Input: Begin

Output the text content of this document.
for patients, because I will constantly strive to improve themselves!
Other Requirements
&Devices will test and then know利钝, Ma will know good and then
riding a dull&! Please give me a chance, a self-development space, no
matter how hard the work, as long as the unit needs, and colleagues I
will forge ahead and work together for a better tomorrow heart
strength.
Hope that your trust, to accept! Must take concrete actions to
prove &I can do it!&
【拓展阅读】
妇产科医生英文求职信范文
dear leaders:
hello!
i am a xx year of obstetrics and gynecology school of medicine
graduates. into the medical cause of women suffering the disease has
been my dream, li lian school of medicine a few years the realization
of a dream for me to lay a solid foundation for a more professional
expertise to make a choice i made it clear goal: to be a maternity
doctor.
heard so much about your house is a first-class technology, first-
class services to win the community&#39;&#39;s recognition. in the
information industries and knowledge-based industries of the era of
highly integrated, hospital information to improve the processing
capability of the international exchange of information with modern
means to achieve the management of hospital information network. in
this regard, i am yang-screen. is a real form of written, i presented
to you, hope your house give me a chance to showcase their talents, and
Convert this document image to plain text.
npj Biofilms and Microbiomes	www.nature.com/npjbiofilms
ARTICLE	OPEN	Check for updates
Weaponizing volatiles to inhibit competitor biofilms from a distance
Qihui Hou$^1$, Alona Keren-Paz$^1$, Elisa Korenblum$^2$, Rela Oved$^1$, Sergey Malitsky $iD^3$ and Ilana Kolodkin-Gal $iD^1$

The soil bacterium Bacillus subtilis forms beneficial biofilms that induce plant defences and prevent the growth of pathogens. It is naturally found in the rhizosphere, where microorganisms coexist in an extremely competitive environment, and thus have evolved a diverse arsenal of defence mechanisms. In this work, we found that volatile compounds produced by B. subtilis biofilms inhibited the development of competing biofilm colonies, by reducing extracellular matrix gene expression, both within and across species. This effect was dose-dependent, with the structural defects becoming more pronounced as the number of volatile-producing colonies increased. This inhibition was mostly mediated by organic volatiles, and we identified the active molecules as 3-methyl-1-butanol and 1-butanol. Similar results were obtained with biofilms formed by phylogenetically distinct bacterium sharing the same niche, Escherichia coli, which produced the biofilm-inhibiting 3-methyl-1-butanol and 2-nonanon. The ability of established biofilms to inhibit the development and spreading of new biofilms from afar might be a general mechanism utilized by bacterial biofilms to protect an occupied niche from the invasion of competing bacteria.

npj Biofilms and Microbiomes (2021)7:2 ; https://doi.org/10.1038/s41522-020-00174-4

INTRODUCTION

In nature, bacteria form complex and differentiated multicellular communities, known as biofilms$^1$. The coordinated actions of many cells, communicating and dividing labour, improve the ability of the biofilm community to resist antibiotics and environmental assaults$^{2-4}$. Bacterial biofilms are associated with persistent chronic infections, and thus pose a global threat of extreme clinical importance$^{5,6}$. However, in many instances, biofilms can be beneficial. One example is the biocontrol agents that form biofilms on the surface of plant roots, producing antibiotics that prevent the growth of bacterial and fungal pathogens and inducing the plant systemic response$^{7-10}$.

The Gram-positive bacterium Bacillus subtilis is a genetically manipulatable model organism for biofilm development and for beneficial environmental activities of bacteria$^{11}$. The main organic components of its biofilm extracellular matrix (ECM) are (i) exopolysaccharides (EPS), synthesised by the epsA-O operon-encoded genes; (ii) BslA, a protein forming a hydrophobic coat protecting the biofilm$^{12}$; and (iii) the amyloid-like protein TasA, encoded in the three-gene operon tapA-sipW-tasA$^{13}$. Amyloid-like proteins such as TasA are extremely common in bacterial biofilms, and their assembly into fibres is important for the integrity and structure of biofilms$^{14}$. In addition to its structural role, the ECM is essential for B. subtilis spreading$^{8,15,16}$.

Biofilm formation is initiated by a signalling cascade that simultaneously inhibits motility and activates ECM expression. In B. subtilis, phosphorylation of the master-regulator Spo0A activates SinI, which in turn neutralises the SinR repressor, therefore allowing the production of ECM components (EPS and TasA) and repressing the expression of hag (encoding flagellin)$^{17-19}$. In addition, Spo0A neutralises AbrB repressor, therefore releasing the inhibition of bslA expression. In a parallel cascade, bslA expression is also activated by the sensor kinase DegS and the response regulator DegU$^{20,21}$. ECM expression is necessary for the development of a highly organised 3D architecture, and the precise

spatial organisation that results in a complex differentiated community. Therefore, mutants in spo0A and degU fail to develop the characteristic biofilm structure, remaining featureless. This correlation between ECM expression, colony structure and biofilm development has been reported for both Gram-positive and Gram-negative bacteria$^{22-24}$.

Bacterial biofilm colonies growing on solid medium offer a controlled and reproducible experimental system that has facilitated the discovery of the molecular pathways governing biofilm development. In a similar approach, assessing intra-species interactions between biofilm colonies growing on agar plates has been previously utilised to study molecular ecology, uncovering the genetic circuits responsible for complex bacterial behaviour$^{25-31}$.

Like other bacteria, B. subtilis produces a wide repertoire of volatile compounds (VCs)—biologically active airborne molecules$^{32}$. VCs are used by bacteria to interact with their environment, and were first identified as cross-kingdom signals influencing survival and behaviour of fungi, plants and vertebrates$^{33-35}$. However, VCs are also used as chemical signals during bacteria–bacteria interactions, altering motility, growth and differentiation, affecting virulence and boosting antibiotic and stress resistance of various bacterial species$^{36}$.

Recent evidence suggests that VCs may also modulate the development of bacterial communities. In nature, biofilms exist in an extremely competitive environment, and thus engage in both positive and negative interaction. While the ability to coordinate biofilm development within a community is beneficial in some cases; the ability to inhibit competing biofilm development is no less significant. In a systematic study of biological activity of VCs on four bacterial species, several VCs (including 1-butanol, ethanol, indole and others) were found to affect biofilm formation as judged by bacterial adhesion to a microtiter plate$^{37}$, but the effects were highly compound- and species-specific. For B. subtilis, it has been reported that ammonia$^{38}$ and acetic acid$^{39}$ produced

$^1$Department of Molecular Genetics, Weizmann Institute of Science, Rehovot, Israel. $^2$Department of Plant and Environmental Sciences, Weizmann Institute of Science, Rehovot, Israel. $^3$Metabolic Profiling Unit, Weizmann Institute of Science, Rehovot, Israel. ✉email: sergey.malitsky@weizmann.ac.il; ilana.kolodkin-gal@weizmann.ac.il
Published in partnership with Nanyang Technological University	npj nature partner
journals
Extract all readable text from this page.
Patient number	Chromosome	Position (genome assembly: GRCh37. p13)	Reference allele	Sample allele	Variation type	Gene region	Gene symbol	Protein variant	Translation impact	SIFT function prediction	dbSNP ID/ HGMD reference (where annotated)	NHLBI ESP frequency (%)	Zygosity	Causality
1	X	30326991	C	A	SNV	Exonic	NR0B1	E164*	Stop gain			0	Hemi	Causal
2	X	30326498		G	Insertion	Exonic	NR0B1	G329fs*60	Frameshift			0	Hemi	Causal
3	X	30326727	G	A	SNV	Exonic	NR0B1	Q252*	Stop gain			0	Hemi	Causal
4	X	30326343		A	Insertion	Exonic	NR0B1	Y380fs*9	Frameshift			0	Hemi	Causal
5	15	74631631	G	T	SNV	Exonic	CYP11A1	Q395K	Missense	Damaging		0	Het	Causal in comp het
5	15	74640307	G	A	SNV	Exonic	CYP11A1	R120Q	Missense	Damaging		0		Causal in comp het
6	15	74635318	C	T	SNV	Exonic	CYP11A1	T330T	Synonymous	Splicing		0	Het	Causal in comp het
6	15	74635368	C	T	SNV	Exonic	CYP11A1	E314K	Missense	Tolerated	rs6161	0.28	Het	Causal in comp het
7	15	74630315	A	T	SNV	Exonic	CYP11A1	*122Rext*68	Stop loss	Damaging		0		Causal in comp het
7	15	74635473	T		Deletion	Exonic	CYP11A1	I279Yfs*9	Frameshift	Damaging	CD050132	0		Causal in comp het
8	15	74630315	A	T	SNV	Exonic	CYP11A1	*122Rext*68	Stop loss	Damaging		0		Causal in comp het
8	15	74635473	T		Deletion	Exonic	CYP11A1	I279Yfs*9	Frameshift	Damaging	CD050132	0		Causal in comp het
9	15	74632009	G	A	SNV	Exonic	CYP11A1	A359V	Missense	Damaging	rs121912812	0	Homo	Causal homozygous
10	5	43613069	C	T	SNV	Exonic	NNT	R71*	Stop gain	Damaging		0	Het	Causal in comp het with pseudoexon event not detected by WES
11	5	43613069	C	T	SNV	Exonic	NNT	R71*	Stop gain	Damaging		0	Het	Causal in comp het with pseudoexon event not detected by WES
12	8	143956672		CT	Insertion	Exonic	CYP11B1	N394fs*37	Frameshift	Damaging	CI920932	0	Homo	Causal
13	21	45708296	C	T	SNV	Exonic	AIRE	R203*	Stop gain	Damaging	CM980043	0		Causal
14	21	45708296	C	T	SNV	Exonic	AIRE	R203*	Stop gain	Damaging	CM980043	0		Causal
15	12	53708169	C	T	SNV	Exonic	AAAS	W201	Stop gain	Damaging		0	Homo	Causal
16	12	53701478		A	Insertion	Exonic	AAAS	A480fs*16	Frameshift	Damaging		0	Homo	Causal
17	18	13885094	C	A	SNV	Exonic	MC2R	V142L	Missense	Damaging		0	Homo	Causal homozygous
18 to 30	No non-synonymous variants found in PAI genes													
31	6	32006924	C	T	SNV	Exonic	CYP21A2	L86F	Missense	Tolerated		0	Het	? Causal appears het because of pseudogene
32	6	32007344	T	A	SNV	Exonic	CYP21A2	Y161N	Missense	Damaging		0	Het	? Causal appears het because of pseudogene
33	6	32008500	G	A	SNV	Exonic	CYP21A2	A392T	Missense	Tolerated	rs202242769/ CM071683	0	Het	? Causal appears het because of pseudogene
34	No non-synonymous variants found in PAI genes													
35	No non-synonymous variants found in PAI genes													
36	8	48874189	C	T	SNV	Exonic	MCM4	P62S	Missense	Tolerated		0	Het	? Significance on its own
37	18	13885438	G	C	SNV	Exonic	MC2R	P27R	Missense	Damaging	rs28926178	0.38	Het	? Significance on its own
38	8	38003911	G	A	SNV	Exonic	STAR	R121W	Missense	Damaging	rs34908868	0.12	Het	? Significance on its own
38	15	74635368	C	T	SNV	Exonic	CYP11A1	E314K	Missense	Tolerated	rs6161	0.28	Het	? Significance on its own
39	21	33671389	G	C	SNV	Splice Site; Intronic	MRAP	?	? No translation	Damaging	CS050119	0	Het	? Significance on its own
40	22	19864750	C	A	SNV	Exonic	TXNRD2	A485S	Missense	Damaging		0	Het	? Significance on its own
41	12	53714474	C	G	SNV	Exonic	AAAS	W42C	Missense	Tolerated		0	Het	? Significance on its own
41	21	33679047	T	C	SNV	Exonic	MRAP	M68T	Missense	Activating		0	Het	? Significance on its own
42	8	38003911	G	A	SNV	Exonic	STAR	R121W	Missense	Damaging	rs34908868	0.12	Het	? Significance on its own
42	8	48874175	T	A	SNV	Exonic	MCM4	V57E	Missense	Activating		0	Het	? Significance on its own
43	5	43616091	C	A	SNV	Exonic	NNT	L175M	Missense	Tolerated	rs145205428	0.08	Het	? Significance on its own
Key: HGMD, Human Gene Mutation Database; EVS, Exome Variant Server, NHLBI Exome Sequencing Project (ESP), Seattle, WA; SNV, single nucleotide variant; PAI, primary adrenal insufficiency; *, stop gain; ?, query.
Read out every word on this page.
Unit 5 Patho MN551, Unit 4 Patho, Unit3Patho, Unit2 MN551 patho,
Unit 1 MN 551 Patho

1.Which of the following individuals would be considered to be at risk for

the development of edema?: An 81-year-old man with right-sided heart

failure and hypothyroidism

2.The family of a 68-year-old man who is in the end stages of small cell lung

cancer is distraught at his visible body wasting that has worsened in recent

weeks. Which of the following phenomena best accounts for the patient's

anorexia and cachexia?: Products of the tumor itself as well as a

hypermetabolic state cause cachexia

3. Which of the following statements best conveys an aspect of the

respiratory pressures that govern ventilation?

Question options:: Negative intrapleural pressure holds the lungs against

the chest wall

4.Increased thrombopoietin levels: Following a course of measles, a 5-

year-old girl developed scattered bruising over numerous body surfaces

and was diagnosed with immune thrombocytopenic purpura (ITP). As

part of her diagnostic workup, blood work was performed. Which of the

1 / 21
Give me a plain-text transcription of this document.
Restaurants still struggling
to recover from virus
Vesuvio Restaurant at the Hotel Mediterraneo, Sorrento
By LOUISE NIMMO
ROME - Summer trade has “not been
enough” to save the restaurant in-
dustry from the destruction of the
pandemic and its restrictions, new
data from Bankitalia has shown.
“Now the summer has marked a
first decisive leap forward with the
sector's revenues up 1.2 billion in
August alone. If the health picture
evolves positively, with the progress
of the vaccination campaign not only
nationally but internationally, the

Input: End

▶ [To do]
An exact copy of the entries from the line containing "Read out every word on this page." through the last line is the expected answer.

▶ [Completed exercise]
Read out every word on this page.
Unit 5 Patho MN551, Unit 4 Patho, Unit3Patho, Unit2 MN551 patho,
Unit 1 MN 551 Patho

1.Which of the following individuals would be considered to be at risk for

the development of edema?: An 81-year-old man with right-sided heart

failure and hypothyroidism

2.The family of a 68-year-old man who is in the end stages of small cell lung

cancer is distraught at his visible body wasting that has worsened in recent

weeks. Which of the following phenomena best accounts for the patient's

anorexia and cachexia?: Products of the tumor itself as well as a

hypermetabolic state cause cachexia

3. Which of the following statements best conveys an aspect of the

respiratory pressures that govern ventilation?

Question options:: Negative intrapleural pressure holds the lungs against

the chest wall

4.Increased thrombopoietin levels: Following a course of measles, a 5-

year-old girl developed scattered bruising over numerous body surfaces

and was diagnosed with immune thrombocytopenic purpura (ITP). As

part of her diagnostic workup, blood work was performed. Which of the

1 / 21
Give me a plain-text transcription of this document.
Restaurants still struggling
to recover from virus
Vesuvio Restaurant at the Hotel Mediterraneo, Sorrento
By LOUISE NIMMO
ROME - Summer trade has “not been
enough” to save the restaurant in-
dustry from the destruction of the
pandemic and its restrictions, new
data from Bankitalia has shown.
“Now the summer has marked a
first decisive leap forward with the
sector's revenues up 1.2 billion in
August alone. If the health picture
evolves positively, with the progress
of the vaccination campaign not only
nationally but internationally, the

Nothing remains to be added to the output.